■ SELECTED EXCERPT
>> Begin

HARTFORD — Connecticut State Colleges and Universities president Mark Ojakian is getting the message out: first-time, full-time students can attend a community college at no cost next fall as long as they graduated from an in-state high school.

At its meeting Thursday, the Board of Regents for Higher Education approved a set of guidelines for the so-called “last dollar” scholarship program, which will make community college free to eligible students regardless of income and regardless of when they graduated from high school.

The program was approved by the legislature last spring and has been named the Pledge to Advance Connecticut, or PACT.

“The policy and guidelines we take up today, as required by law, reflect the letter and the spirit of the legislation and represents a powerful message to potential students in Connecticut that education is attainable and that we are investing in the future of our state,” Ojakian said Thursday before the board voted unanimously on the guidelines.

Other requirements for applicants are that they complete a federal application for financial aid and accept all awards and that they remain in good academic standing. Eligible students can graduate from a public or private high school or can be homeschooled.

The “last dollar” aspect of the program means that after all the other sources of federal, state and institutional financial aid grants are made to a student, a PACT award will be given to cover any remaining tuition or fee costs. The PACT funds can be used for tuition and various fees, whether a student activity fee or a transportation fee or supplemental course fees. Textbooks and supplies are not considered eligible expenditures.

After the board meeting, Ojakian held a news conference at East Hartford High School to officially launch the program.

“I think we have a responsibility to start to market this especially since the first awards are due in the fall of 2020,” Ojakian said. “As you know, other jurisdictions that have done free college have had far longer lead time to market this, so we need to start in earnest, which is why we are kicking it off today and really making a promise to our state and to our students that there will be free community college come fall.”

>> End

■ REQUIRED TASK 1
Write out the stretch of the community college article from "The program was" through "on the guidelines.", word for word.
■ REQUIRED TASK 2
In the community college article, which costs do not count as eligible expenditures for PACT funds?
The items are separate material, unrelated to the article on Connecticut's free community college program.

■ DATASET RECORDS
>> Begin

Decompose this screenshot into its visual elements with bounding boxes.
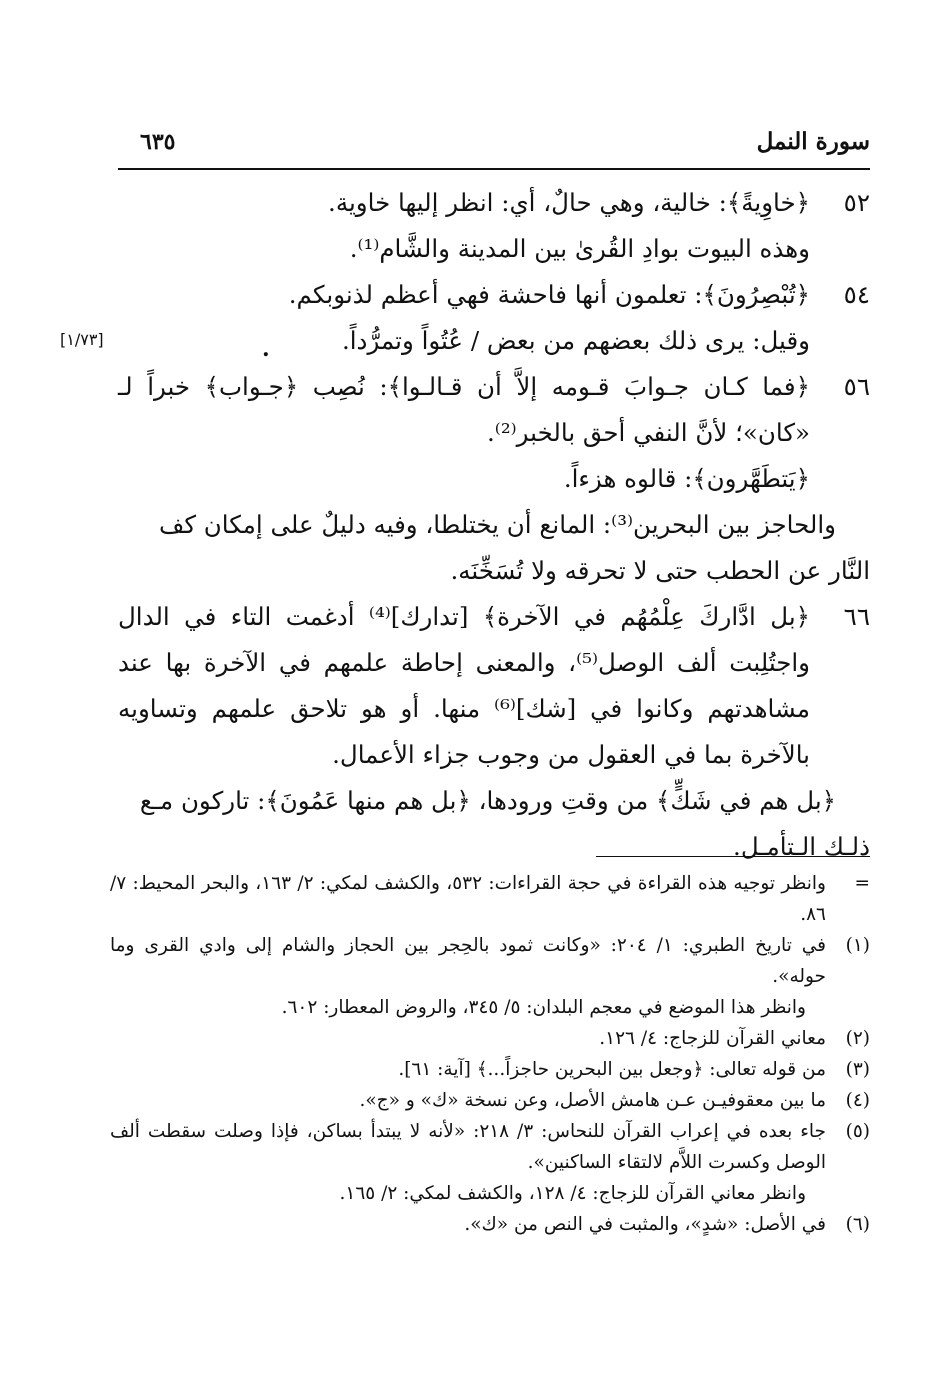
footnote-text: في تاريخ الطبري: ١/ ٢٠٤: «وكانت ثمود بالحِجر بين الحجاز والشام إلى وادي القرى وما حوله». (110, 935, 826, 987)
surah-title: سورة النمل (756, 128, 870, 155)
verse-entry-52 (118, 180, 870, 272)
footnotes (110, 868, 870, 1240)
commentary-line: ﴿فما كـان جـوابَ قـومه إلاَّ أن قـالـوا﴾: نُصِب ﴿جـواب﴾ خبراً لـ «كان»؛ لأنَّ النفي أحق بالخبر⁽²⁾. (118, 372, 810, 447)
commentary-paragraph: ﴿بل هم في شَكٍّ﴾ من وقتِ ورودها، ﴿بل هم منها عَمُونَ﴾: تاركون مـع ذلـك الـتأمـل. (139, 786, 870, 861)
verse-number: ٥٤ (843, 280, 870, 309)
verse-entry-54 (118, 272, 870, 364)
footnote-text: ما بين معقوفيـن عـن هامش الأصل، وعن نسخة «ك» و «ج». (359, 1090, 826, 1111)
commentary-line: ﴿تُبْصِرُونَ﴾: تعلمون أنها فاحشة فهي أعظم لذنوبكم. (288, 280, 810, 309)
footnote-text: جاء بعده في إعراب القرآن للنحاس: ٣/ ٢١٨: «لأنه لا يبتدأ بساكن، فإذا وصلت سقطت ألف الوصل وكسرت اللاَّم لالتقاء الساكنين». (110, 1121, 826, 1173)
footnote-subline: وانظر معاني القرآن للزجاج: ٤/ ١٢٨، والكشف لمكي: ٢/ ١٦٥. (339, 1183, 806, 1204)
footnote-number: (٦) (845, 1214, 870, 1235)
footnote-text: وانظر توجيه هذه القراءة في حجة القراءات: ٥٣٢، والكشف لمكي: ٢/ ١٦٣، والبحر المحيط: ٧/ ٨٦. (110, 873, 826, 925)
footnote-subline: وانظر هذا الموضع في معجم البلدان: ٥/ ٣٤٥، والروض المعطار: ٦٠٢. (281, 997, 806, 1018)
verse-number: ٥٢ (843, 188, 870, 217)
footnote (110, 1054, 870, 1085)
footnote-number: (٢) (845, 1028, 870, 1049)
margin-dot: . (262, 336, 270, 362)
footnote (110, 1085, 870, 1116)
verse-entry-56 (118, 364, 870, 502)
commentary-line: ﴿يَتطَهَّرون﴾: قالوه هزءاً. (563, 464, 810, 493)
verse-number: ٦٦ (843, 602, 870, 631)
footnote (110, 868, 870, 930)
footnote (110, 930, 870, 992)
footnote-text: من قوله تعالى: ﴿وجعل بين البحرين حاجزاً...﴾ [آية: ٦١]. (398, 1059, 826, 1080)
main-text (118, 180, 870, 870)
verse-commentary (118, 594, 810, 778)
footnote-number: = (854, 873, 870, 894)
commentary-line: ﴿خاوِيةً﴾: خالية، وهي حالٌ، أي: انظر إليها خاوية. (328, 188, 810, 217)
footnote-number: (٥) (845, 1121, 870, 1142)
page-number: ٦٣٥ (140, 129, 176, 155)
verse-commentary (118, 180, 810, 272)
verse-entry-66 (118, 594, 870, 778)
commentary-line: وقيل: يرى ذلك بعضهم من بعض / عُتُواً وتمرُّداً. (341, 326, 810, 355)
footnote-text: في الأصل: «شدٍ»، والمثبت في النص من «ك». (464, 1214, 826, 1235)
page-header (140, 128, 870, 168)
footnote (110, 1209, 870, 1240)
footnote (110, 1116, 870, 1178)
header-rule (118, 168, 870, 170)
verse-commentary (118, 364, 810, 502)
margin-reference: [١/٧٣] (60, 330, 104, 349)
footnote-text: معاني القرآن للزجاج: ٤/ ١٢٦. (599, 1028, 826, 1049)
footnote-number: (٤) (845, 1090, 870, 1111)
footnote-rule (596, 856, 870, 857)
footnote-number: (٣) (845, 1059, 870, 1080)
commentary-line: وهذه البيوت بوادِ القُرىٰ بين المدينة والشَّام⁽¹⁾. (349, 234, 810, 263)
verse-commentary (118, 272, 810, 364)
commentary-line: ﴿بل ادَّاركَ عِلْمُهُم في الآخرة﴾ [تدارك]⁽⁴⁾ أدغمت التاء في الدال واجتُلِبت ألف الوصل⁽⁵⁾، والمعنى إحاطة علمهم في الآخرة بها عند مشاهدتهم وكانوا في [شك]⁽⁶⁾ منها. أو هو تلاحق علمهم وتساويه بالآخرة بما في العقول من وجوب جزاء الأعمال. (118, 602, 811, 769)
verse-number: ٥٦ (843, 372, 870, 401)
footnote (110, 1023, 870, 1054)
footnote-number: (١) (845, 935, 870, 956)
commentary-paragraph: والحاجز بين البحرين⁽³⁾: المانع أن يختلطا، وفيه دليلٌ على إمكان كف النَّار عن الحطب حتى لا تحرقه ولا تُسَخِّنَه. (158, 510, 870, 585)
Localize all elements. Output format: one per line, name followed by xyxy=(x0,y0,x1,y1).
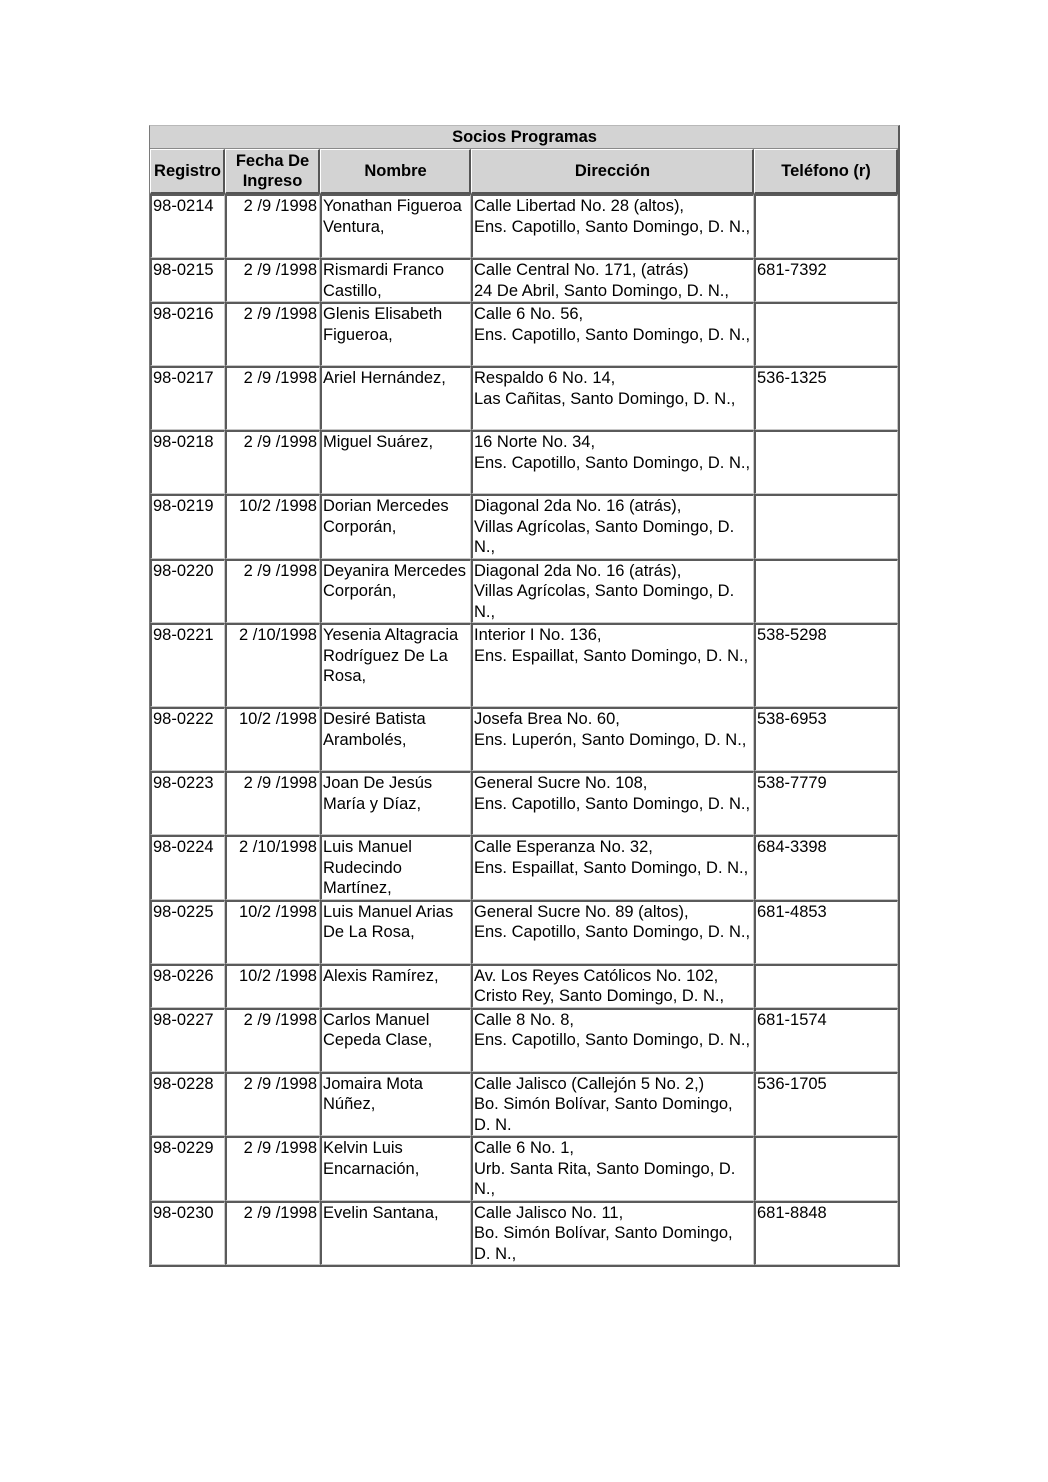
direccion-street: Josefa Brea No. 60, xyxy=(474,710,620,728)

>> End

■ COMPLETE OUTPUT 1
The program was approved by the legislature last spring and has been named the Pledge to Advance Connecticut, or PACT.

“The policy and guidelines we take up today, as required by law, reflect the letter and the spirit of the legislation and represents a powerful message to potential students in Connecticut that education is attainable and that we are investing in the future of our state,” Ojakian said Thursday before the board voted unanimously on the guidelines.

■ COMPLETE OUTPUT 2
Textbooks and supplies.